▶ **Given request**: Transcribe the listing verbatim. Do not carry over any pictures.

▶ **Rows**:
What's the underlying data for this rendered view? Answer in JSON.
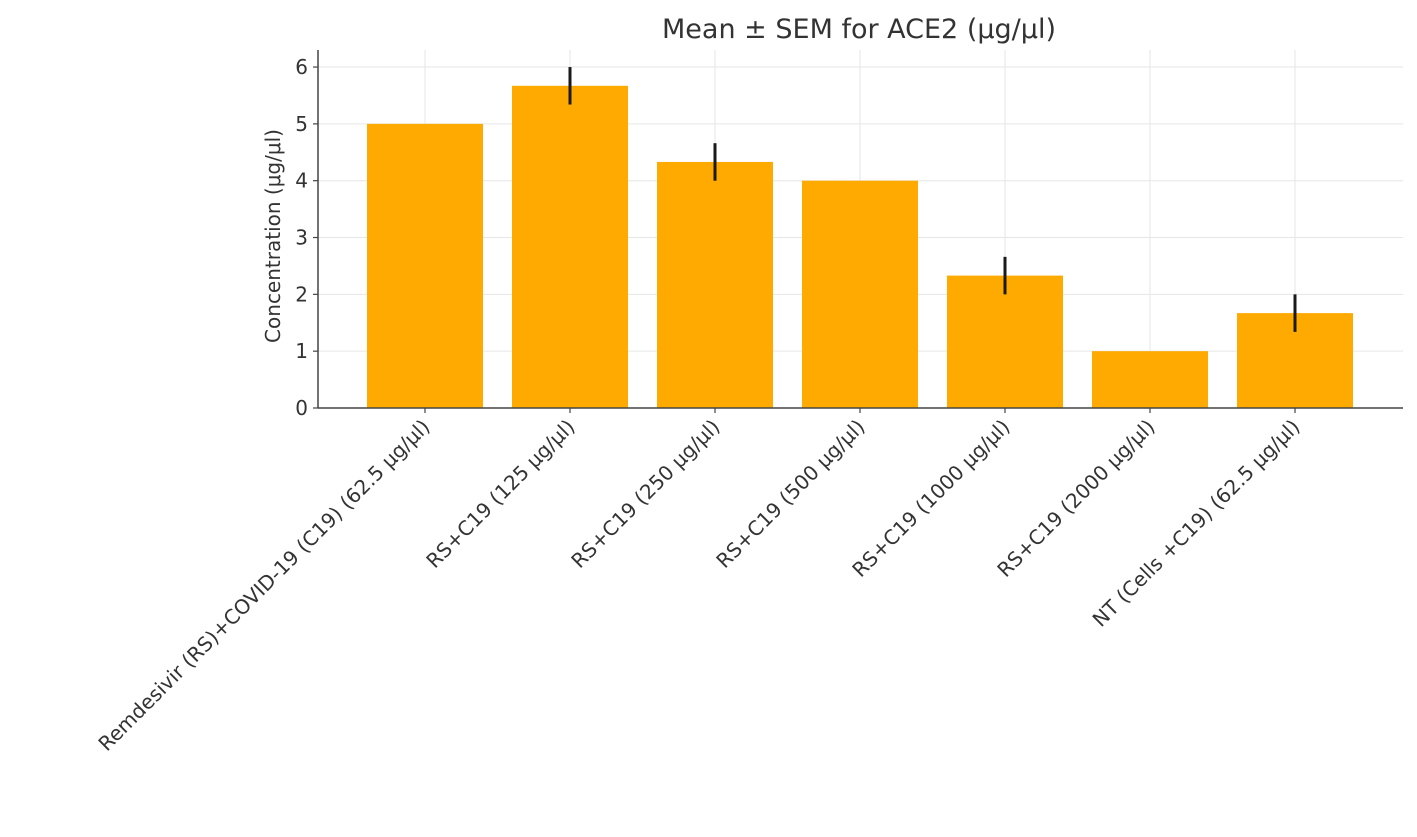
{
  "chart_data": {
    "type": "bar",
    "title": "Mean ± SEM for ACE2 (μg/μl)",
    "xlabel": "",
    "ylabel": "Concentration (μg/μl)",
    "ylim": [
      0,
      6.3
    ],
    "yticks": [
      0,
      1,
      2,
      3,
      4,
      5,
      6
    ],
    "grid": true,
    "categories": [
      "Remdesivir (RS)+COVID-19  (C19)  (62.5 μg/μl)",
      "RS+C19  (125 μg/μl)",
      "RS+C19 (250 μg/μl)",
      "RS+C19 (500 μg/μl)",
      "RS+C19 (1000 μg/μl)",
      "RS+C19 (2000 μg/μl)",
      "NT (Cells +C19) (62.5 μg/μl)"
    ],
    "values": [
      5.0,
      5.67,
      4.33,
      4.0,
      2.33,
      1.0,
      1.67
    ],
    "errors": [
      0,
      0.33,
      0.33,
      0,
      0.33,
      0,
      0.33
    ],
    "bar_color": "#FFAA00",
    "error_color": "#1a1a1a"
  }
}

▶ **Complete response**:
What's the underlying data for this rendered view? Answer in JSON.
{
  "chart_data": {
    "type": "bar",
    "title": "Mean ± SEM for ACE2 (μg/μl)",
    "xlabel": "",
    "ylabel": "Concentration (μg/μl)",
    "ylim": [
      0,
      6.3
    ],
    "yticks": [
      0,
      1,
      2,
      3,
      4,
      5,
      6
    ],
    "grid": true,
    "categories": [
      "Remdesivir (RS)+COVID-19  (C19)  (62.5 μg/μl)",
      "RS+C19  (125 μg/μl)",
      "RS+C19 (250 μg/μl)",
      "RS+C19 (500 μg/μl)",
      "RS+C19 (1000 μg/μl)",
      "RS+C19 (2000 μg/μl)",
      "NT (Cells +C19) (62.5 μg/μl)"
    ],
    "values": [
      5.0,
      5.67,
      4.33,
      4.0,
      2.33,
      1.0,
      1.67
    ],
    "errors": [
      0,
      0.33,
      0.33,
      0,
      0.33,
      0,
      0.33
    ],
    "bar_color": "#FFAA00",
    "error_color": "#1a1a1a"
  }
}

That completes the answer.